What you have to do: Reproduce all of the data exactly.

Data:

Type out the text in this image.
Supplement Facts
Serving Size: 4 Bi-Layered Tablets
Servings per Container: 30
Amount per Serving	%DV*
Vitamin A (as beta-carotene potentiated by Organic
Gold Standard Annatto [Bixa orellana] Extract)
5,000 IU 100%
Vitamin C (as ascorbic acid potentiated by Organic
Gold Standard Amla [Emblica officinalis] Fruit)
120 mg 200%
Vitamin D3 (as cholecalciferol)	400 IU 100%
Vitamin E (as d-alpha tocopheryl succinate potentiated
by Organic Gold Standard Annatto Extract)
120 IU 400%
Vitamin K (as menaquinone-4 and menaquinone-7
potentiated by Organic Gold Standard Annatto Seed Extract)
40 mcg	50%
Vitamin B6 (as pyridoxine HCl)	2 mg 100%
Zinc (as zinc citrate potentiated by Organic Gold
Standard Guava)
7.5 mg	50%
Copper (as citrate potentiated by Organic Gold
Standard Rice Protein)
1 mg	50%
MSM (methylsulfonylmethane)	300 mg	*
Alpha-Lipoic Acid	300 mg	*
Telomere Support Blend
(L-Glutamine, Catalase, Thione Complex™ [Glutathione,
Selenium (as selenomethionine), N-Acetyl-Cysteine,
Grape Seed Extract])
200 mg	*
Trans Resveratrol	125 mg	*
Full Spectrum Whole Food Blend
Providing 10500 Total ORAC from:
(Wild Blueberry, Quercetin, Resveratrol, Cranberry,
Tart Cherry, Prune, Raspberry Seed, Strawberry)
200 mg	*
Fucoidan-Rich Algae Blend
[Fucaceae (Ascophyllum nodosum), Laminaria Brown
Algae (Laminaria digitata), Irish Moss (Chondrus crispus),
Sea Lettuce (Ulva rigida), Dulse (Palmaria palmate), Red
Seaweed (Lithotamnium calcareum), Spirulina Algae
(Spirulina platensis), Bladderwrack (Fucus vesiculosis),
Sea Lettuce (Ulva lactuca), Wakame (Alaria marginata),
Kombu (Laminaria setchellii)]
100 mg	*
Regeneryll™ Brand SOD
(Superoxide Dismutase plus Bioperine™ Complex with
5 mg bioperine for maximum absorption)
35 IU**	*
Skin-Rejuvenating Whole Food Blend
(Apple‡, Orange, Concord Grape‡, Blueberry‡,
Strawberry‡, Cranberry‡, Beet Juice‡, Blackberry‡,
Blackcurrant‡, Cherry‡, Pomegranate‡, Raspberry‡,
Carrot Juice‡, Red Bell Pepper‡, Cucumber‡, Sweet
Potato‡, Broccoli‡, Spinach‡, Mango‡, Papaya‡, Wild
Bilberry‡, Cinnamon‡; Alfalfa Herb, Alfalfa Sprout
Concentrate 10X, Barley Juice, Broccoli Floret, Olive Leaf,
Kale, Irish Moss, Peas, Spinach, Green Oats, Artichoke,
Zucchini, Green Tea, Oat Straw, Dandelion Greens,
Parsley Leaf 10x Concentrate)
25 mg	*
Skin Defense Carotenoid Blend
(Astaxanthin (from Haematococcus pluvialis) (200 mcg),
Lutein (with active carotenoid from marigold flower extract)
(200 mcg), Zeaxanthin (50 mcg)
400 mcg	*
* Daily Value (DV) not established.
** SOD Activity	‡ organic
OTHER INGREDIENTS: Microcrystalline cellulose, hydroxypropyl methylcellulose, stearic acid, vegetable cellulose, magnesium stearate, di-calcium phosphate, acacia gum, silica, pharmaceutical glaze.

Exercise response:
Type out the text in this image.
Supplement Facts
Serving Size: 4 Bi-Layered Tablets
Servings per Container: 30
Amount per Serving	%DV*
Vitamin A (as beta-carotene potentiated by Organic
Gold Standard Annatto [Bixa orellana] Extract)
5,000 IU 100%
Vitamin C (as ascorbic acid potentiated by Organic
Gold Standard Amla [Emblica officinalis] Fruit)
120 mg 200%
Vitamin D3 (as cholecalciferol)	400 IU 100%
Vitamin E (as d-alpha tocopheryl succinate potentiated
by Organic Gold Standard Annatto Extract)
120 IU 400%
Vitamin K (as menaquinone-4 and menaquinone-7
potentiated by Organic Gold Standard Annatto Seed Extract)
40 mcg	50%
Vitamin B6 (as pyridoxine HCl)	2 mg 100%
Zinc (as zinc citrate potentiated by Organic Gold
Standard Guava)
7.5 mg	50%
Copper (as citrate potentiated by Organic Gold
Standard Rice Protein)
1 mg	50%
MSM (methylsulfonylmethane)	300 mg	*
Alpha-Lipoic Acid	300 mg	*
Telomere Support Blend
(L-Glutamine, Catalase, Thione Complex™ [Glutathione,
Selenium (as selenomethionine), N-Acetyl-Cysteine,
Grape Seed Extract])
200 mg	*
Trans Resveratrol	125 mg	*
Full Spectrum Whole Food Blend
Providing 10500 Total ORAC from:
(Wild Blueberry, Quercetin, Resveratrol, Cranberry,
Tart Cherry, Prune, Raspberry Seed, Strawberry)
200 mg	*
Fucoidan-Rich Algae Blend
[Fucaceae (Ascophyllum nodosum), Laminaria Brown
Algae (Laminaria digitata), Irish Moss (Chondrus crispus),
Sea Lettuce (Ulva rigida), Dulse (Palmaria palmate), Red
Seaweed (Lithotamnium calcareum), Spirulina Algae
(Spirulina platensis), Bladderwrack (Fucus vesiculosis),
Sea Lettuce (Ulva lactuca), Wakame (Alaria marginata),
Kombu (Laminaria setchellii)]
100 mg	*
Regeneryll™ Brand SOD
(Superoxide Dismutase plus Bioperine™ Complex with
5 mg bioperine for maximum absorption)
35 IU**	*
Skin-Rejuvenating Whole Food Blend
(Apple‡, Orange, Concord Grape‡, Blueberry‡,
Strawberry‡, Cranberry‡, Beet Juice‡, Blackberry‡,
Blackcurrant‡, Cherry‡, Pomegranate‡, Raspberry‡,
Carrot Juice‡, Red Bell Pepper‡, Cucumber‡, Sweet
Potato‡, Broccoli‡, Spinach‡, Mango‡, Papaya‡, Wild
Bilberry‡, Cinnamon‡; Alfalfa Herb, Alfalfa Sprout
Concentrate 10X, Barley Juice, Broccoli Floret, Olive Leaf,
Kale, Irish Moss, Peas, Spinach, Green Oats, Artichoke,
Zucchini, Green Tea, Oat Straw, Dandelion Greens,
Parsley Leaf 10x Concentrate)
25 mg	*
Skin Defense Carotenoid Blend
(Astaxanthin (from Haematococcus pluvialis) (200 mcg),
Lutein (with active carotenoid from marigold flower extract)
(200 mcg), Zeaxanthin (50 mcg)
400 mcg	*
* Daily Value (DV) not established.
** SOD Activity	‡ organic
OTHER INGREDIENTS: Microcrystalline cellulose, hydroxypropyl methylcellulose, stearic acid, vegetable cellulose, magnesium stearate, di-calcium phosphate, acacia gum, silica, pharmaceutical glaze.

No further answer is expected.